**Consignes**
**A)** Recopiez le passage du texte sur la société néolibérale compris entre « La crise économique » et « même de retour. », ces mots inclus, en substituant « libéralisme » à « capitalisme ».
**B)** D'après le texte sur la société néolibérale, en quelle année s'est tenu le Colloque Walter Lippmann ?
··· Extrait
La crise économique semble marquer une rupture idéologique : à droite comme à gauche, on sent que le vent est en train de tourner. Un cycle historique serait sur le point de se clore, celui du triomphe libéral. Le champ des possibles paraît s'ouvrir. Mais pour aller où ?
Les uns semblent penser que la parenthèse "ultralibérale" se referme et que le modèle économique et social des "trente glorieuses" peut être réactivé ; d'autres jugent qu'un nouveau type de société est à inventer, qui révolutionnerait notre relation au travail et à la nature ; d'autres encore, comme le président Sarkozy, déclarent que le "laisser-faire", c'est "fini", et qu'il faut refonder le capitalisme. L'Etat serait même de retour.
Pour comprendre ces débats, le livre de Christian Laval et Pierre Dardot sur la "société néolibérale" offre des clés d'analyse. Cette somme de recherches relève de l'histoire des idées, de la philosophie et de la sociologie, et elle s'ouvre par cet avertissement : "Nous n'en avons pas fini avec le néolibéralisme", et proclamer la fin du "laisser-faire" n'équivaut pas à enterrer le modèle néolibéral.
La thèse peut sembler paradoxale. Elle s'éclaire si l'on élucide la vraie nature du néolibéralisme. Se réclamant du philosophe Michel Foucault, les auteurs affirment en effet que "le néolibéralisme peut se définir comme l'ensemble des discours, des pratiques, des dispositifs, qui déterminent un nouveau gouvernement des hommes selon le principe universel de la concurrence". Or, ajoutent-ils, réaliser ce programme suppose un "Etat fort", des règles, et non le "laisser-faire".
Pour justifier cette thèse, les auteurs remontent le cours du temps. C'est en 1938, lors du Colloque Walter Lippmann - en référence au grand journaliste américain - que s'affirme le "néolibéralisme". Des économistes, comme Friedrich Hayek, Wilhelm Röpke ou Jacques Rueff, se seraient accordés, malgré leurs divergences, sur un modèle néolibéral qui veut rompre plus ou moins avec le "laisser-faire". Ainsi, le néolibéralisme aurait été un projet de reconstruction du libéralisme accordant aux règles et à l'intervention étatique un rôle clé. Le contexte y est pour beaucoup : la Grande Dépression avait suscité une immense crise du libéralisme. Les néolibéraux ne croyaient plus à l'autorégulation spontanée du marché.
······
··· Liste des lignes
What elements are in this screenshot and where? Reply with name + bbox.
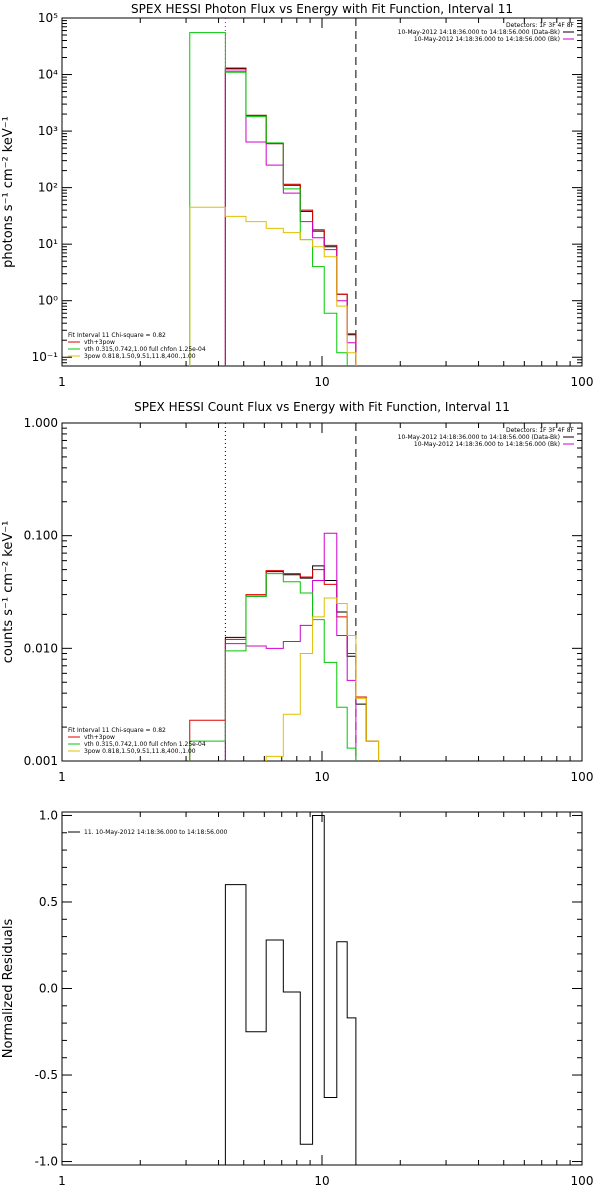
- legend-entry: vth 0.315,0.742,1.00 full chfon 1.25e-04: [84, 346, 206, 353]
- x-tick-label: 10: [314, 770, 329, 784]
- x-tick-label: 1: [58, 1174, 66, 1188]
- plot-frame: [61, 17, 583, 367]
- series-line-green: [189, 573, 357, 761]
- series-line-yellow: [189, 206, 357, 366]
- y-tick-label: 1.000: [24, 416, 58, 430]
- y-tick-label: 10⁵: [38, 11, 58, 25]
- x-tick-label: 10: [314, 375, 329, 389]
- y-tick-label: 0.100: [24, 529, 58, 543]
- series-group: [189, 532, 380, 761]
- plot-frame: [61, 811, 583, 1166]
- x-tick-label: 1: [58, 770, 66, 784]
- legend-title: Fit Interval 11 Chi-square = 0.82: [68, 332, 166, 339]
- y-tick-label: 10²: [38, 181, 58, 195]
- x-tick-label: 100: [571, 375, 594, 389]
- detectors-label: Detectors: 1F 3F 4F 8F: [506, 427, 575, 434]
- y-tick-label: 10⁻¹: [32, 350, 59, 364]
- time-interval-label: 10-May-2012 14:18:36.000 to 14:18:56.000…: [414, 441, 560, 448]
- plot-panel-1: SPEX HESSI Photon Flux vs Energy with Fi…: [1, 2, 593, 389]
- y-tick-label: 1.0: [39, 808, 58, 822]
- series-line-green: [189, 32, 348, 366]
- plot-panel-2: SPEX HESSI Count Flux vs Energy with Fit…: [1, 400, 593, 784]
- y-tick-label: 0.010: [24, 641, 58, 655]
- x-tick-label: 100: [571, 1174, 594, 1188]
- legend: Fit Interval 11 Chi-square = 0.82vth+3po…: [68, 727, 206, 755]
- legend-entry: 3pow 0.818,1.50,9.51,11.8,400.,1.00: [84, 748, 196, 755]
- y-tick-label: 0.0: [39, 982, 58, 996]
- legend: Fit Interval 11 Chi-square = 0.82vth+3po…: [68, 332, 206, 360]
- series-line-red: [189, 569, 380, 761]
- x-tick-label: 10: [314, 1174, 329, 1188]
- legend-entry: vth 0.315,0.742,1.00 full chfon 1.25e-04: [84, 741, 206, 748]
- series-line-magenta: [224, 532, 357, 761]
- y-tick-label: 10⁴: [38, 68, 58, 82]
- legend-entry: vth+3pow: [84, 339, 115, 346]
- y-axis-label: photons s⁻¹ cm⁻² keV⁻¹: [1, 116, 16, 268]
- y-tick-label: 10¹: [38, 237, 58, 251]
- legend-entry: 11. 10-May-2012 14:18:36.000 to 14:18:56…: [84, 829, 228, 836]
- y-axis-label: Normalized Residuals: [1, 919, 16, 1059]
- legend: 11. 10-May-2012 14:18:36.000 to 14:18:56…: [68, 829, 228, 836]
- x-tick-label: 1: [58, 375, 66, 389]
- legend-title: Fit Interval 11 Chi-square = 0.82: [68, 727, 166, 734]
- plot-frame: [61, 422, 583, 762]
- legend-entry: vth+3pow: [84, 734, 115, 741]
- series-line-red: [224, 68, 357, 366]
- series-group: [189, 32, 357, 366]
- time-interval-label: 10-May-2012 14:18:36.000 to 14:18:56.000…: [398, 434, 560, 441]
- y-tick-label: 10³: [38, 124, 58, 138]
- y-tick-label: 0.001: [24, 754, 58, 768]
- legend-entry: 3pow 0.818,1.50,9.51,11.8,400.,1.00: [84, 353, 196, 360]
- series-group: [224, 814, 357, 1165]
- x-tick-label: 100: [571, 770, 594, 784]
- series-line-magenta: [224, 70, 357, 366]
- y-tick-label: 0.5: [39, 895, 58, 909]
- chart-title: SPEX HESSI Count Flux vs Energy with Fit…: [134, 400, 510, 414]
- plot-panel-3: 1 10 100 -1.0 -0.5 0.0 0.5 1.0 Normalized Residu…: [1, 808, 593, 1188]
- y-tick-label: 10⁰: [38, 294, 58, 308]
- y-tick-label: -1.0: [35, 1155, 58, 1169]
- detectors-label: Detectors: 1F 3F 4F 8F: [506, 22, 575, 29]
- time-interval-label: 10-May-2012 14:18:36.000 to 14:18:56.000…: [398, 29, 560, 36]
- chart-title: SPEX HESSI Photon Flux vs Energy with Fi…: [131, 2, 513, 16]
- y-axis-label: counts s⁻¹ cm⁻² keV⁻¹: [1, 521, 16, 664]
- series-line-yellow: [265, 597, 380, 761]
- time-interval-label: 10-May-2012 14:18:36.000 to 14:18:56.000…: [414, 36, 560, 43]
- series-line-black: [224, 814, 357, 1165]
- y-tick-label: -0.5: [35, 1068, 58, 1082]
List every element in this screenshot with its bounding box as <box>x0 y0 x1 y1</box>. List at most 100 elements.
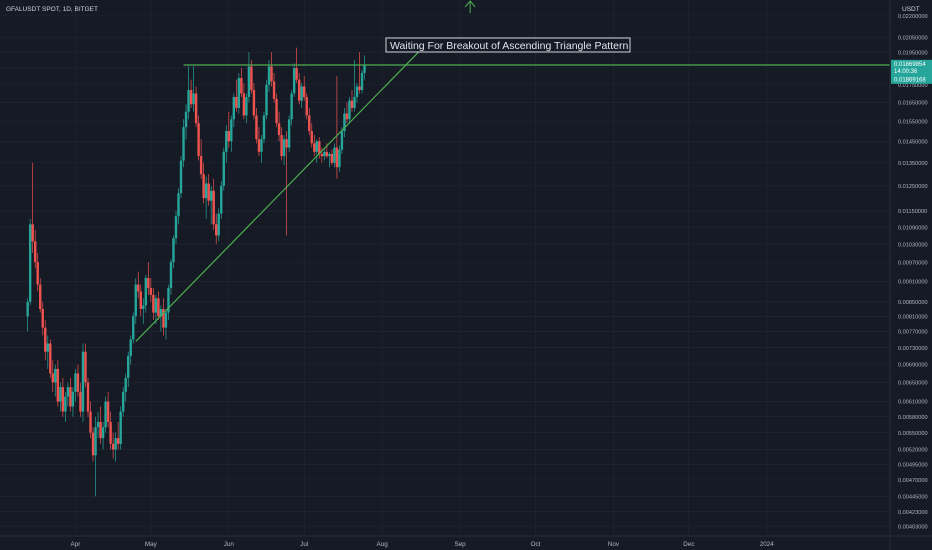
candle-body[interactable] <box>179 160 183 194</box>
candle-body[interactable] <box>280 135 283 157</box>
price-axis[interactable]: 0.022000000.020500000.019500000.01850000… <box>898 14 928 530</box>
candle-body[interactable] <box>147 278 150 288</box>
candle-body[interactable] <box>328 153 331 157</box>
candle-body[interactable] <box>320 153 324 157</box>
candle-body[interactable] <box>257 139 261 152</box>
candle-body[interactable] <box>134 284 137 317</box>
candle-body[interactable] <box>315 141 318 152</box>
candle-body[interactable] <box>144 278 148 306</box>
candle-body[interactable] <box>182 127 185 161</box>
candle-body[interactable] <box>250 66 253 90</box>
candle-body[interactable] <box>169 262 173 288</box>
candle-body[interactable] <box>154 298 158 313</box>
candle-body[interactable] <box>157 298 160 317</box>
candle-body[interactable] <box>207 183 210 201</box>
candle-body[interactable] <box>267 66 271 85</box>
candle-body[interactable] <box>124 377 127 392</box>
candle-body[interactable] <box>287 119 291 148</box>
candle-body[interactable] <box>177 193 180 217</box>
candle-body[interactable] <box>36 262 39 285</box>
candle-body[interactable] <box>247 66 251 98</box>
candle-body[interactable] <box>335 147 339 168</box>
candle-body[interactable] <box>159 308 163 317</box>
candle-body[interactable] <box>139 291 142 309</box>
candle-body[interactable] <box>230 119 233 142</box>
candle-body[interactable] <box>217 213 220 236</box>
candle-body[interactable] <box>199 156 203 175</box>
candle-body[interactable] <box>270 66 273 82</box>
candle-body[interactable] <box>101 427 105 439</box>
candle-body[interactable] <box>220 185 223 214</box>
candle-body[interactable] <box>99 421 102 439</box>
candle-body[interactable] <box>59 387 62 402</box>
candle-body[interactable] <box>277 123 281 136</box>
candle-body[interactable] <box>127 355 130 378</box>
candle-body[interactable] <box>106 401 110 422</box>
candle-body[interactable] <box>330 153 334 163</box>
candle-body[interactable] <box>51 373 54 383</box>
candle-body[interactable] <box>192 93 195 105</box>
candle-body[interactable] <box>297 79 301 101</box>
candle-body[interactable] <box>323 151 326 157</box>
candle-body[interactable] <box>89 411 92 433</box>
candle-body[interactable] <box>132 316 135 340</box>
candle-body[interactable] <box>41 308 44 328</box>
candle-body[interactable] <box>353 97 356 108</box>
candle-body[interactable] <box>358 86 361 90</box>
candle-body[interactable] <box>265 84 268 116</box>
candle-body[interactable] <box>255 115 258 140</box>
candle-body[interactable] <box>237 77 241 108</box>
candle-body[interactable] <box>313 143 316 152</box>
candle-body[interactable] <box>164 312 168 328</box>
candle-body[interactable] <box>300 86 303 101</box>
candle-body[interactable] <box>235 97 238 108</box>
candle-body[interactable] <box>121 391 125 412</box>
candle-body[interactable] <box>137 284 140 292</box>
candle-body[interactable] <box>44 327 47 352</box>
candle-body[interactable] <box>54 368 57 383</box>
candle-body[interactable] <box>292 68 296 94</box>
candle-body[interactable] <box>96 421 100 428</box>
candle-body[interactable] <box>305 97 308 116</box>
candle-body[interactable] <box>325 151 329 157</box>
ascending-trendline[interactable] <box>135 50 421 342</box>
candle-body[interactable] <box>91 432 95 456</box>
candle-body[interactable] <box>114 438 117 450</box>
candle-body[interactable] <box>227 131 230 142</box>
candle-body[interactable] <box>245 97 248 116</box>
candle-body[interactable] <box>295 68 298 80</box>
candle-body[interactable] <box>260 139 263 152</box>
candle-body[interactable] <box>215 224 218 236</box>
candle-body[interactable] <box>355 86 359 98</box>
candle-body[interactable] <box>202 174 205 199</box>
candle-body[interactable] <box>111 443 115 450</box>
candle-body[interactable] <box>172 238 175 263</box>
candle-body[interactable] <box>222 151 225 186</box>
candle-body[interactable] <box>79 391 82 412</box>
candle-body[interactable] <box>56 368 60 402</box>
candle-body[interactable] <box>149 287 153 295</box>
candle-body[interactable] <box>71 391 75 407</box>
candle-body[interactable] <box>184 111 188 128</box>
candle-body[interactable] <box>61 387 65 412</box>
candle-body[interactable] <box>109 421 112 444</box>
candle-body[interactable] <box>26 301 29 317</box>
candle-body[interactable] <box>204 183 208 199</box>
candle-body[interactable] <box>333 147 336 163</box>
candle-body[interactable] <box>240 77 243 94</box>
candle-body[interactable] <box>116 438 120 444</box>
candle-body[interactable] <box>69 387 72 407</box>
candle-body[interactable] <box>64 396 67 412</box>
candle-body[interactable] <box>74 373 77 392</box>
candle-body[interactable] <box>39 284 42 309</box>
candle-body[interactable] <box>350 100 354 108</box>
currency-label[interactable]: USDT <box>902 6 920 13</box>
candle-body[interactable] <box>84 351 87 383</box>
candle-body[interactable] <box>343 113 346 132</box>
candle-body[interactable] <box>194 93 198 124</box>
candle-body[interactable] <box>81 351 85 412</box>
candle-body[interactable] <box>167 287 170 313</box>
annotation-box[interactable] <box>385 37 631 53</box>
candle-body[interactable] <box>142 305 145 309</box>
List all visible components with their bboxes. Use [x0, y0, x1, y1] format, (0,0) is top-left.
······
**Réponses**
**A)**
La crise économique semble marquer une rupture idéologique : à droite comme à gauche, on sent que le vent est en train de tourner. Un cycle historique serait sur le point de se clore, celui du triomphe libéral. Le champ des possibles paraît s'ouvrir. Mais pour aller où ?
Les uns semblent penser que la parenthèse "ultralibérale" se referme et que le modèle économique et social des "trente glorieuses" peut être réactivé ; d'autres jugent qu'un nouveau type de société est à inventer, qui révolutionnerait notre relation au travail et à la nature ; d'autres encore, comme le président Sarkozy, déclarent que le "laisser-faire", c'est "fini", et qu'il faut refonder le libéralisme. L'Etat serait même de retour.

**B)** En 1938.